Travail à faire:
[1] Traduisez en anglais cette phrase du texte sur le télescope Hubble : « Les panneaux solaires peuvent être enroulés et démontés pour être remplacés. »
[2] D'après le texte sur le télescope Hubble, quelle mission de la navette Discovery a lancé le télescope, et à quelle date ?
[3] Rédigez la suite du texte sur le télescope Hubble après sa dernière ligne.

Extrait du document:

........

Le rôle de la navette spatiale américaine

Le télescope spatial est conçu dès le départ pour être réparé et amélioré périodiquement, une fois placé en orbite par des astronautes embarqués sur la navette spatiale américaine. Cette dernière est en cours de développement à l'époque et les futures missions de maintenance du télescope constituent progressivement une des raisons majeures de son existence, d'autant que la station spatiale qu'elle devait desservir ne trouve pas de financement. Pour permettre sa maintenance par les astronautes de nombreuses mains courantes peintes en jaune vif sont installées à la surface du télescope. Tous les instruments et de nombreux équipements sont conçus pour pouvoir être remplacés par un astronaute malgré le handicap de la combinaison spatiale rigide et des gants épais : ils sont accessibles derrière des panneaux qui peuvent être démontés avec un seul outil et ils se présentent sous la forme de boîtes aux interconnexions peu nombreuses et faciles à manipuler. Les panneaux solaires peuvent être enroulés et démontés pour être remplacés. La longue phase de développement a permis de mettre au point les outils et les procédures permettant les opérations de maintenance dans l'espace. L'astronaute Bruce McCandless en particulier y a consacré pratiquement 20 années de sa carrière en réalisant des répétitions sur une maquette du télescope spatial placée dans la piscine du Neutral Buoyancy Simulator simulant l'apesanteur.

Le lancement du télescope spatial (1990)

Le télescope est lancé le 24 avril 1990 par la mission STS-31 de la navette spatiale Discovery. Une fois celle-ci placée sur l'orbite future du télescope spatial, le 25 avril, l'astronaute et astronome Steven Hawley utilise le bras télécommandé pour sortir le télescope Hubble de la soute cargo. Des commandes sont envoyées pour déclencher le déploiement des antennes et des panneaux solaires. Puis le télescope est libéré du bras et s'oriente de lui-même en utilisant ses capteurs solaires puis une fois l'axe optique écarté de la direction du Soleil, la porte qui protège le télescope est ouverte et les premiers photons viennent frapper le miroir primaire. Le centre de contrôle au sol commence alors une longue phase de calibrage destinée à rendre le télescope opérationnel. La navette spatiale revient au sol avec un équipage confiant dans la réussite de la mission.

La mission de sauvetage STS-61 (1993)

........

Matériel fourni:
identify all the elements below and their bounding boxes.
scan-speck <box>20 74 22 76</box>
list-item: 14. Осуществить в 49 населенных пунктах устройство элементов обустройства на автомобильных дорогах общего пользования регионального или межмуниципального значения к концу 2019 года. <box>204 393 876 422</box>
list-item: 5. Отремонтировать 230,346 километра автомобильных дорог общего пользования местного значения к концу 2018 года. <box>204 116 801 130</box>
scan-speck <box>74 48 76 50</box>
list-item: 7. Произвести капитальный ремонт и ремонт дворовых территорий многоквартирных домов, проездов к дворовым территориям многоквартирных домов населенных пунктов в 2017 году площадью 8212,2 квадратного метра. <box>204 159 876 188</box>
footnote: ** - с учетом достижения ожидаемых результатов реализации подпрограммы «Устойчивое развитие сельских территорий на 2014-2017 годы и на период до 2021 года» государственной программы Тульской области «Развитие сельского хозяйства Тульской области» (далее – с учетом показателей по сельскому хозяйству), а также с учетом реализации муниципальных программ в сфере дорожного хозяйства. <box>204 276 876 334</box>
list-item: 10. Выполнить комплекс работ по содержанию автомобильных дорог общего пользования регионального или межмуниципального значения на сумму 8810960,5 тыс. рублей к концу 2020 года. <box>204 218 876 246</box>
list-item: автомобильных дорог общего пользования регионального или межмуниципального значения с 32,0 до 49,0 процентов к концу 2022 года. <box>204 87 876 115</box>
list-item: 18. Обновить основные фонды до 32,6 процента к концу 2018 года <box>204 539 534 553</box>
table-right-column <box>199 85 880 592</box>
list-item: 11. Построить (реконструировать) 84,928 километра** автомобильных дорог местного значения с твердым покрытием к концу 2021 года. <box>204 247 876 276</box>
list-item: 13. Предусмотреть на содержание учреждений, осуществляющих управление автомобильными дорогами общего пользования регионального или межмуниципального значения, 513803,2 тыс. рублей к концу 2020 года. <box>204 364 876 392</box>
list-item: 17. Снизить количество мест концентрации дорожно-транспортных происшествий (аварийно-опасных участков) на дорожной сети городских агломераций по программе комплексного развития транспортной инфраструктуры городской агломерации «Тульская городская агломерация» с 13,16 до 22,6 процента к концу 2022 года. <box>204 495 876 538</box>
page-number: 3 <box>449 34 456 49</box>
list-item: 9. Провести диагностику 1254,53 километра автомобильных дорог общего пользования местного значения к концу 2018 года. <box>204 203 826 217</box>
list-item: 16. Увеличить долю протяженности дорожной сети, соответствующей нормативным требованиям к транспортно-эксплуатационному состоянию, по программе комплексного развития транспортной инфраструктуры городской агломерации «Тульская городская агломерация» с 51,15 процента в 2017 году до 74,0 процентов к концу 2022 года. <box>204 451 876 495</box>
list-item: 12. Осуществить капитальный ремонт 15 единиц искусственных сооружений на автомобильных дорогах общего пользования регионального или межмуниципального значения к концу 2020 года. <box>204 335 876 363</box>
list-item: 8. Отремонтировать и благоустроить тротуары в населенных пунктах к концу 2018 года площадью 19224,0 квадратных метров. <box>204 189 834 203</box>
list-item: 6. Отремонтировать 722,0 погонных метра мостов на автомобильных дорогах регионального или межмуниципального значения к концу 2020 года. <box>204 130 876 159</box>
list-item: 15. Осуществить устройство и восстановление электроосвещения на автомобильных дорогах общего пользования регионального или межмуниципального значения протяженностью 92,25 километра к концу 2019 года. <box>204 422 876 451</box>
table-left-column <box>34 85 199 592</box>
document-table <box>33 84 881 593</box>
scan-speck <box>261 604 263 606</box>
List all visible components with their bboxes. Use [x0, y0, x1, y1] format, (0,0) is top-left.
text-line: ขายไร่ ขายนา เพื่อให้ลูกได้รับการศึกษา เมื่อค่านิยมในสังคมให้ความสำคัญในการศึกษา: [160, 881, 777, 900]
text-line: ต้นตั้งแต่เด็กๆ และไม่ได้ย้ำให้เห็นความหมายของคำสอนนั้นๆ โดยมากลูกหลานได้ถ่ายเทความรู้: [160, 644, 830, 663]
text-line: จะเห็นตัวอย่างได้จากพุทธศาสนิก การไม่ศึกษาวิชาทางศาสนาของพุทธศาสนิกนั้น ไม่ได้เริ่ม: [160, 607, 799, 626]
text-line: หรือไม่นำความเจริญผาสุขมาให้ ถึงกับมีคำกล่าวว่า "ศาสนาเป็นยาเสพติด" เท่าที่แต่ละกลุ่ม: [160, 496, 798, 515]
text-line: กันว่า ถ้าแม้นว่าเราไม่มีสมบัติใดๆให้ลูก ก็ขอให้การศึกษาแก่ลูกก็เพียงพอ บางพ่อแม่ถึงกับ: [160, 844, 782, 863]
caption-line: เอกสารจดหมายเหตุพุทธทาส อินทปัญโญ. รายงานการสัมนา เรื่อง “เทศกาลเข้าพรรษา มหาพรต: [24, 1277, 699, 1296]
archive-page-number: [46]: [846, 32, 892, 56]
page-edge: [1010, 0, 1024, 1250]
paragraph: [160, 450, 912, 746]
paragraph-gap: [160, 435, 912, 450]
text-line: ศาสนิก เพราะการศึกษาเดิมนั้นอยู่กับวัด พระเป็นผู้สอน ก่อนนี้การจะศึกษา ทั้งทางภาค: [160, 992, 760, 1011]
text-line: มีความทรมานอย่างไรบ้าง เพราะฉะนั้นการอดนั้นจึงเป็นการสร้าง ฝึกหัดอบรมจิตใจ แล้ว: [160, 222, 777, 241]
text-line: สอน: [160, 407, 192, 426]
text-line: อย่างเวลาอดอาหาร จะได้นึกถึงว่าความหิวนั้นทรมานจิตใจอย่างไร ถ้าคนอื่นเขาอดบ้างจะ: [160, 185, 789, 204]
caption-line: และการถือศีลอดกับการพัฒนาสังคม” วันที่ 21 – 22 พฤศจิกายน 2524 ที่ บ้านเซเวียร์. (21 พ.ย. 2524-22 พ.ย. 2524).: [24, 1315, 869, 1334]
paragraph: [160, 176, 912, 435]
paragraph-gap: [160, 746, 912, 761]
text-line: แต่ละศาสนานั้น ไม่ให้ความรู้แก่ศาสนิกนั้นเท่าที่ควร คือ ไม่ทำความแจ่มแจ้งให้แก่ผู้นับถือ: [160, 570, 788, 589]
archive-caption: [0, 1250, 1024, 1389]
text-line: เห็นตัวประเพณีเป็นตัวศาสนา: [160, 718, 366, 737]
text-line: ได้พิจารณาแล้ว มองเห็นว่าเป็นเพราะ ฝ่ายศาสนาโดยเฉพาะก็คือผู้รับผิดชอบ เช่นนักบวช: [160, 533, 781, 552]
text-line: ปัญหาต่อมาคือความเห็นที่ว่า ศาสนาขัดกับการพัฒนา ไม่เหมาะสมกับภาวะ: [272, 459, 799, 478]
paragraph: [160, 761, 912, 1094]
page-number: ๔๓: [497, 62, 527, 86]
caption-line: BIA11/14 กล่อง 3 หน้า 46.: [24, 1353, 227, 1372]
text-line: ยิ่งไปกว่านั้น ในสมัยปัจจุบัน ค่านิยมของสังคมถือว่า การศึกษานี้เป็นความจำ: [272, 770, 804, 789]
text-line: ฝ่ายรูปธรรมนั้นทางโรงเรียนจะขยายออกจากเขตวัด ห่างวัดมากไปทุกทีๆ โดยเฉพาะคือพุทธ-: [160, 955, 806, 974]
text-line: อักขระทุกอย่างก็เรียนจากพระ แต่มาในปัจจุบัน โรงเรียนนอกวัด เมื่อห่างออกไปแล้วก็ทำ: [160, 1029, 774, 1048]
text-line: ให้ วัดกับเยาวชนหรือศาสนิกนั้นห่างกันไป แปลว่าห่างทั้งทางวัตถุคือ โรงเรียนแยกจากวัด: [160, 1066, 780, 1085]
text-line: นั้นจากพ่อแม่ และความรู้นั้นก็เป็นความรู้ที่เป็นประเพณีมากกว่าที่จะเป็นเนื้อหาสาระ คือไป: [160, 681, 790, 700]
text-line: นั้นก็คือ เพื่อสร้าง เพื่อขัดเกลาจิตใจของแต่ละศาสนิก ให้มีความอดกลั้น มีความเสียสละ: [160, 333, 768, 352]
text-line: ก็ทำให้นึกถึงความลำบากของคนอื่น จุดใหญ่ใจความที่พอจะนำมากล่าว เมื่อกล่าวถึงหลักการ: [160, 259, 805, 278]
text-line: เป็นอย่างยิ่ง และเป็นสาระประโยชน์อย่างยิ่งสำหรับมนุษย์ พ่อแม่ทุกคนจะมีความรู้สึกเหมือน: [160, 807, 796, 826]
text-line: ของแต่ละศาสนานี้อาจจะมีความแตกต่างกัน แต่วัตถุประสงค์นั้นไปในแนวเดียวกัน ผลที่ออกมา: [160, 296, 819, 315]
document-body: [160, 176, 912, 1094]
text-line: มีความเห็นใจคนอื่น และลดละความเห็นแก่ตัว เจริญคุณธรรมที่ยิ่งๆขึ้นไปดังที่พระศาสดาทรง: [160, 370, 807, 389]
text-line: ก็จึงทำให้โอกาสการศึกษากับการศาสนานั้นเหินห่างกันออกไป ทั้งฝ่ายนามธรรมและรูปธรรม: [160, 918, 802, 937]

........

Réponses par tâche:
[1] The solar panels can be rolled up and removed in order to be replaced.

[2] La mission STS-31, le 24 avril 1990.

[3]
Les astronautes de la première mission d'entretien (STS-61) se sont longuement entrainés pour leur intervention sur le télescope spatial. Toutes les réparations ne pourront peut-être pas être effectuées et des objectifs prioritaires ont été fixés : dans l'ordre l'installation de nouveaux panneaux solaires fournis par l'ESA, le remplacement de deux gyroscopes, l'installation de la caméra à champ large WF/PC-II et de l'instrument COSTAR. Le 2 décembre, avec un jour de retard sur le planning, la navette spatiale Endeavour décolle et, deux jours plus tard, Claude Nicollier parvient à saisir le télescope à l'aide du bras télécommandé de la navette spatiale et à le ramener dans la soute cargo de la navette pour commencer les travaux de maintenance. Jeffrey A. Hoffman et F. Story Musgrave enchaînent des sorties extravéhiculaires d'une durée de 6 à 8 heures durant cinq jours consécutifs. Tous les objectifs fixés à la mission sont remplis et un mois plus tard, au vu des résultats produits, le responsable scientifique du programme, déclare publiquement que la réparation du télescope spatial permet de tenir les objectifs les plus ambitieux qui avaient été fixés au projet. En mai 1994, des astronomes annoncent que des observations effectuées à l'aide de l'instrument ont permis pour la première fois d'établir de manière quasi certaine l'existence de trous noirs au centre de la galaxie voisine M-87. À la mi-juillet, le télescope est utilisé pour observer la chute des débris de la comète Shoemaker-Levy 9 sur Jupiter. À la fin de l'année, les conclusions d'inventaires systématiques d'étoiles pouvant constituer la masse manquante de l'univers se concluent par un échec confirmant la théorie de la matière noire.